• EXERCISE BRIEF: Skip the images and copy each record exactly as written.

+++ MATERIAL SUPPLIED +++

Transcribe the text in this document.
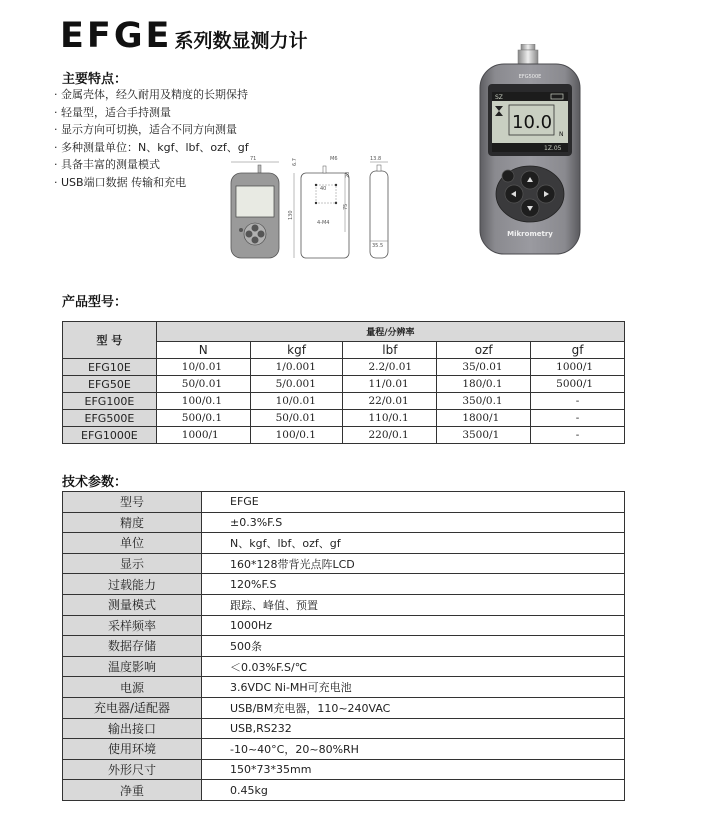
EFGE 系列数显测力计
主要特点：
· 金属壳体，经久耐用及精度的长期保持
· 轻量型，适合手持测量
· 显示方向可切换，适合不同方向测量
· 多种测量单位：N、kgf、lbf、ozf、gf
· 具备丰富的测量模式
· USB端口数据 传输和充电
71	6.7	M6
40
4-M4
75
130
20
13.8
35.5
EFG500E
SZ
10.0
N
1Z.05
Mikrometry
产品型号：
型 号	量程/分辨率				
	N	kgf	lbf	ozf	gf
EFG10E	10/0.01	1/0.001	2.2/0.01	35/0.01	1000/1
EFG50E	50/0.01	5/0.001	11/0.01	180/0.1	5000/1
EFG100E	100/0.1	10/0.01	22/0.01	350/0.1	-
EFG500E	500/0.1	50/0.01	110/0.1	1800/1	-
EFG1000E	1000/1	100/0.1	220/0.1	3500/1	-
技术参数：
型号	EFGE
精度	±0.3%F.S
单位	N、kgf、lbf、ozf、gf
显示	160*128带背光点阵LCD
过载能力	120%F.S
测量模式	跟踪、峰值、预置
采样频率	1000Hz
数据存储	500条
温度影响	＜0.03%F.S/℃
电源	3.6VDC Ni-MH可充电池
充电器/适配器	USB/BM充电器，110~240VAC
输出接口	USB,RS232
使用环境	-10~40°C，20~80%RH
外形尺寸	150*73*35mm
净重	0.45kg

+++

• TASK ANSWER:
Transcribe the text in this document.
EFGE 系列数显测力计
主要特点：
· 金属壳体，经久耐用及精度的长期保持
· 轻量型，适合手持测量
· 显示方向可切换，适合不同方向测量
· 多种测量单位：N、kgf、lbf、ozf、gf
· 具备丰富的测量模式
· USB端口数据 传输和充电
71	6.7	M6
40
4-M4
75
130
20
13.8
35.5
EFG500E
SZ
10.0
N
1Z.05
Mikrometry
产品型号：
型 号	量程/分辨率				
	N	kgf	lbf	ozf	gf
EFG10E	10/0.01	1/0.001	2.2/0.01	35/0.01	1000/1
EFG50E	50/0.01	5/0.001	11/0.01	180/0.1	5000/1
EFG100E	100/0.1	10/0.01	22/0.01	350/0.1	-
EFG500E	500/0.1	50/0.01	110/0.1	1800/1	-
EFG1000E	1000/1	100/0.1	220/0.1	3500/1	-
技术参数：
型号	EFGE
精度	±0.3%F.S
单位	N、kgf、lbf、ozf、gf
显示	160*128带背光点阵LCD
过载能力	120%F.S
测量模式	跟踪、峰值、预置
采样频率	1000Hz
数据存储	500条
温度影响	＜0.03%F.S/℃
电源	3.6VDC Ni-MH可充电池
充电器/适配器	USB/BM充电器，110~240VAC
输出接口	USB,RS232
使用环境	-10~40°C，20~80%RH
外形尺寸	150*73*35mm
净重	0.45kg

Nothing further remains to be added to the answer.